Input material:
======

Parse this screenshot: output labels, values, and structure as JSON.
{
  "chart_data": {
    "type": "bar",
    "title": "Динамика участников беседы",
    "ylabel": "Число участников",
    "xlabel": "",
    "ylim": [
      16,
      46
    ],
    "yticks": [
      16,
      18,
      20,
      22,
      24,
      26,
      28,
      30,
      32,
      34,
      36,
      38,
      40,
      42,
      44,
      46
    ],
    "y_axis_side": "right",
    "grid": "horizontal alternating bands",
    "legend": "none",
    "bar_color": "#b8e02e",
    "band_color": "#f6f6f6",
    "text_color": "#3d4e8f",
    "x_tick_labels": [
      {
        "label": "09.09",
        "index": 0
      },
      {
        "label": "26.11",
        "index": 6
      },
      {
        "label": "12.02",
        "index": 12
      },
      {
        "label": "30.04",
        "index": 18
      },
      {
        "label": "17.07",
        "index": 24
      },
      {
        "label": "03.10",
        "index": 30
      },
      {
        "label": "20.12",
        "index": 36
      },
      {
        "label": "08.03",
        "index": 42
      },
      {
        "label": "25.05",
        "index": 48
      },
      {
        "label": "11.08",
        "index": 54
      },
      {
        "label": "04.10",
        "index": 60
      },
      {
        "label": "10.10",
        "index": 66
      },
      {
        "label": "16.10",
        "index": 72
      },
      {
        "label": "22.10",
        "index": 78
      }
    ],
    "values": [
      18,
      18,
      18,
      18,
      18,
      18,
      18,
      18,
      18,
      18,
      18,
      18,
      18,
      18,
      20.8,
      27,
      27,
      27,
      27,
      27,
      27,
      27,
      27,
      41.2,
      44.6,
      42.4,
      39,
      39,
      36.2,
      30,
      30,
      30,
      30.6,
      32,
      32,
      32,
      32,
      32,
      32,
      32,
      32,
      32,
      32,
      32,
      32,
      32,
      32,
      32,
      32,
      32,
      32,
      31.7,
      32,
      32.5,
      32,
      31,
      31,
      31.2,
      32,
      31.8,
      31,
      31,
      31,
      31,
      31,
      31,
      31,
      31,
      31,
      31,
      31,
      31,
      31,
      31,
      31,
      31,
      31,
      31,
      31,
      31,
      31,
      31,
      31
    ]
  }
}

======

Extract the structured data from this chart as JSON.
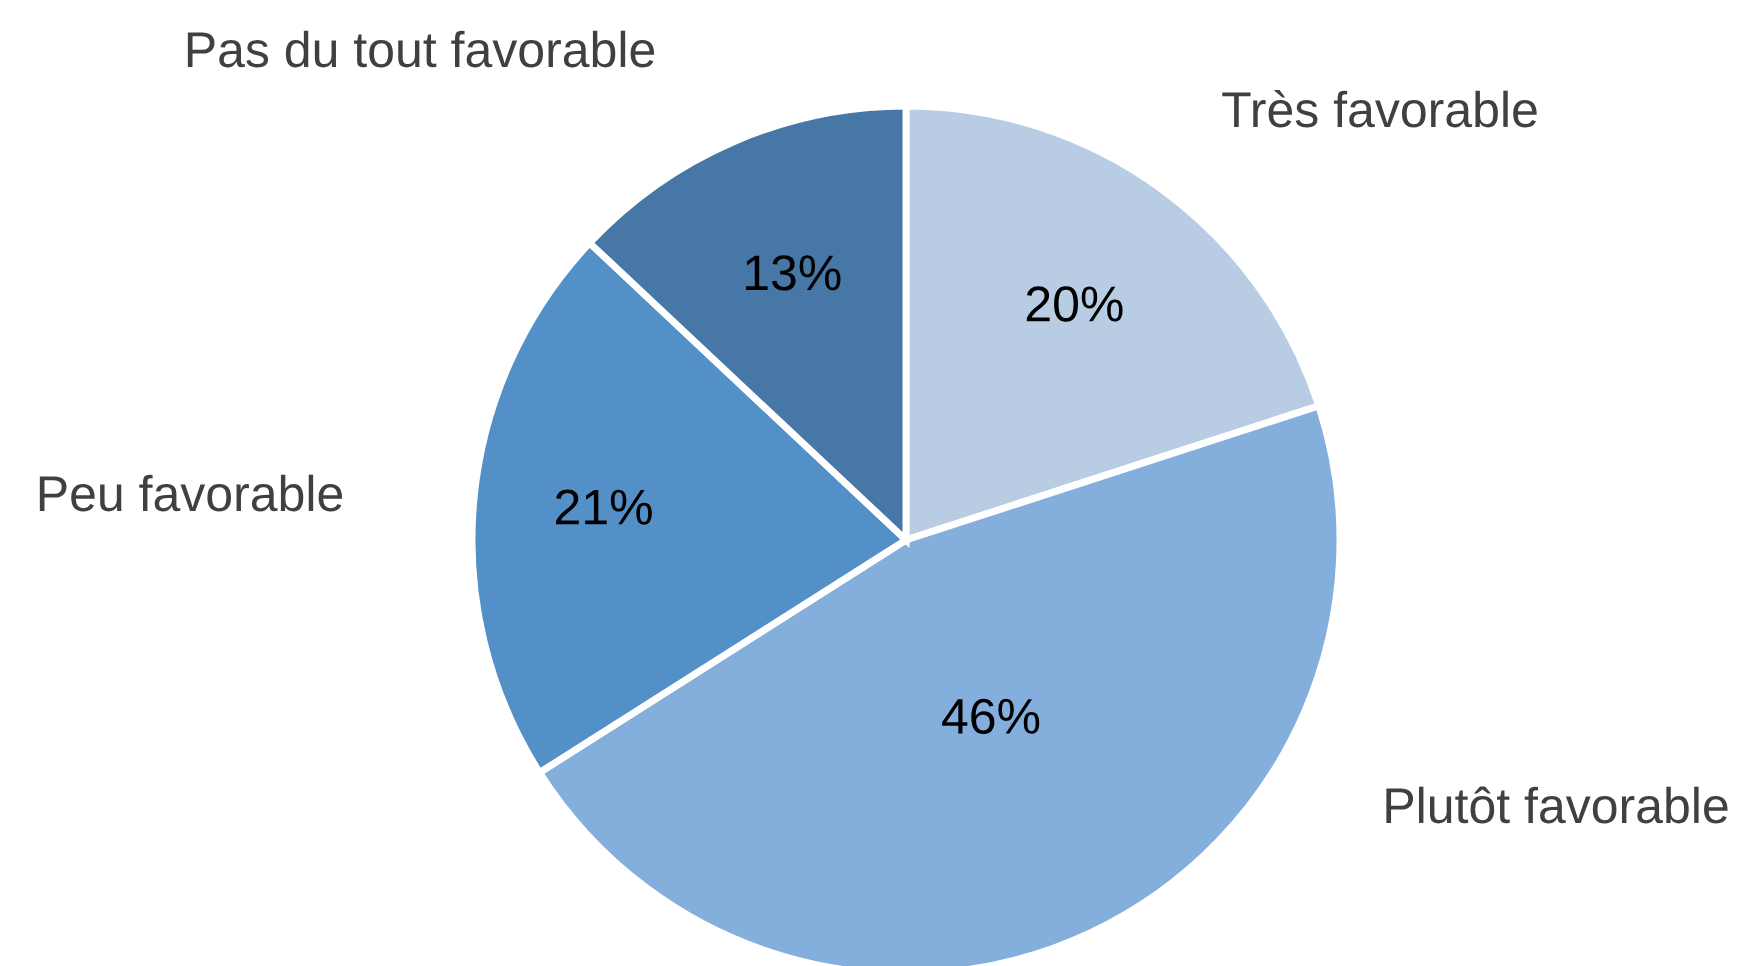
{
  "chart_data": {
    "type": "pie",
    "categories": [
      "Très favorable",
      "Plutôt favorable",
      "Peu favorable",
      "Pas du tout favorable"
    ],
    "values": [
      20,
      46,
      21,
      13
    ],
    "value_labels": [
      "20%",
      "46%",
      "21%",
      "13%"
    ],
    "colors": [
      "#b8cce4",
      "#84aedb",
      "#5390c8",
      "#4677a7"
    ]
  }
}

======

Work to be completed:
Select and copy every line of the material that holds the string "favorable".

Completed exercise:
      "Très favorable",
      "Plutôt favorable",
      "Peu favorable",
      "Pas du tout favorable"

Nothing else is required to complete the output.